__Your instructions__.
All entries below need to be written out exactly, but without their pictures.

___

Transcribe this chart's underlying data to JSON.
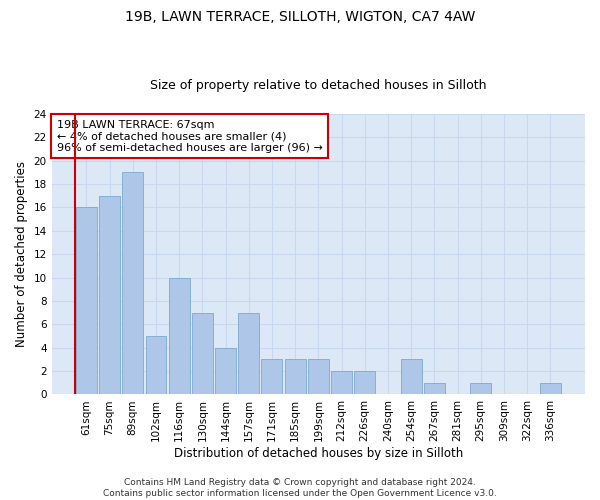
{
  "title_line1": "19B, LAWN TERRACE, SILLOTH, WIGTON, CA7 4AW",
  "title_line2": "Size of property relative to detached houses in Silloth",
  "xlabel": "Distribution of detached houses by size in Silloth",
  "ylabel": "Number of detached properties",
  "categories": [
    "61sqm",
    "75sqm",
    "89sqm",
    "102sqm",
    "116sqm",
    "130sqm",
    "144sqm",
    "157sqm",
    "171sqm",
    "185sqm",
    "199sqm",
    "212sqm",
    "226sqm",
    "240sqm",
    "254sqm",
    "267sqm",
    "281sqm",
    "295sqm",
    "309sqm",
    "322sqm",
    "336sqm"
  ],
  "values": [
    16,
    17,
    19,
    5,
    10,
    7,
    4,
    7,
    3,
    3,
    3,
    2,
    2,
    0,
    3,
    1,
    0,
    1,
    0,
    0,
    1
  ],
  "bar_color": "#aec6e8",
  "bar_edge_color": "#7aaad0",
  "highlight_line_color": "#cc0000",
  "annotation_line1": "19B LAWN TERRACE: 67sqm",
  "annotation_line2": "← 4% of detached houses are smaller (4)",
  "annotation_line3": "96% of semi-detached houses are larger (96) →",
  "annotation_box_color": "#ffffff",
  "annotation_box_edge_color": "#cc0000",
  "ylim": [
    0,
    24
  ],
  "yticks": [
    0,
    2,
    4,
    6,
    8,
    10,
    12,
    14,
    16,
    18,
    20,
    22,
    24
  ],
  "grid_color": "#c8d8ee",
  "background_color": "#dce8f5",
  "footer_text": "Contains HM Land Registry data © Crown copyright and database right 2024.\nContains public sector information licensed under the Open Government Licence v3.0.",
  "title_fontsize": 10,
  "subtitle_fontsize": 9,
  "axis_label_fontsize": 8.5,
  "tick_fontsize": 7.5,
  "annotation_fontsize": 8,
  "footer_fontsize": 6.5
}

___

__Solution to the exercise__.
Transcribe this chart's underlying data to JSON.
{
  "title_line1": "19B, LAWN TERRACE, SILLOTH, WIGTON, CA7 4AW",
  "title_line2": "Size of property relative to detached houses in Silloth",
  "xlabel": "Distribution of detached houses by size in Silloth",
  "ylabel": "Number of detached properties",
  "categories": [
    "61sqm",
    "75sqm",
    "89sqm",
    "102sqm",
    "116sqm",
    "130sqm",
    "144sqm",
    "157sqm",
    "171sqm",
    "185sqm",
    "199sqm",
    "212sqm",
    "226sqm",
    "240sqm",
    "254sqm",
    "267sqm",
    "281sqm",
    "295sqm",
    "309sqm",
    "322sqm",
    "336sqm"
  ],
  "values": [
    16,
    17,
    19,
    5,
    10,
    7,
    4,
    7,
    3,
    3,
    3,
    2,
    2,
    0,
    3,
    1,
    0,
    1,
    0,
    0,
    1
  ],
  "bar_color": "#aec6e8",
  "bar_edge_color": "#7aaad0",
  "highlight_line_color": "#cc0000",
  "annotation_line1": "19B LAWN TERRACE: 67sqm",
  "annotation_line2": "← 4% of detached houses are smaller (4)",
  "annotation_line3": "96% of semi-detached houses are larger (96) →",
  "annotation_box_color": "#ffffff",
  "annotation_box_edge_color": "#cc0000",
  "ylim": [
    0,
    24
  ],
  "yticks": [
    0,
    2,
    4,
    6,
    8,
    10,
    12,
    14,
    16,
    18,
    20,
    22,
    24
  ],
  "grid_color": "#c8d8ee",
  "background_color": "#dce8f5",
  "footer_text": "Contains HM Land Registry data © Crown copyright and database right 2024.\nContains public sector information licensed under the Open Government Licence v3.0.",
  "title_fontsize": 10,
  "subtitle_fontsize": 9,
  "axis_label_fontsize": 8.5,
  "tick_fontsize": 7.5,
  "annotation_fontsize": 8,
  "footer_fontsize": 6.5
}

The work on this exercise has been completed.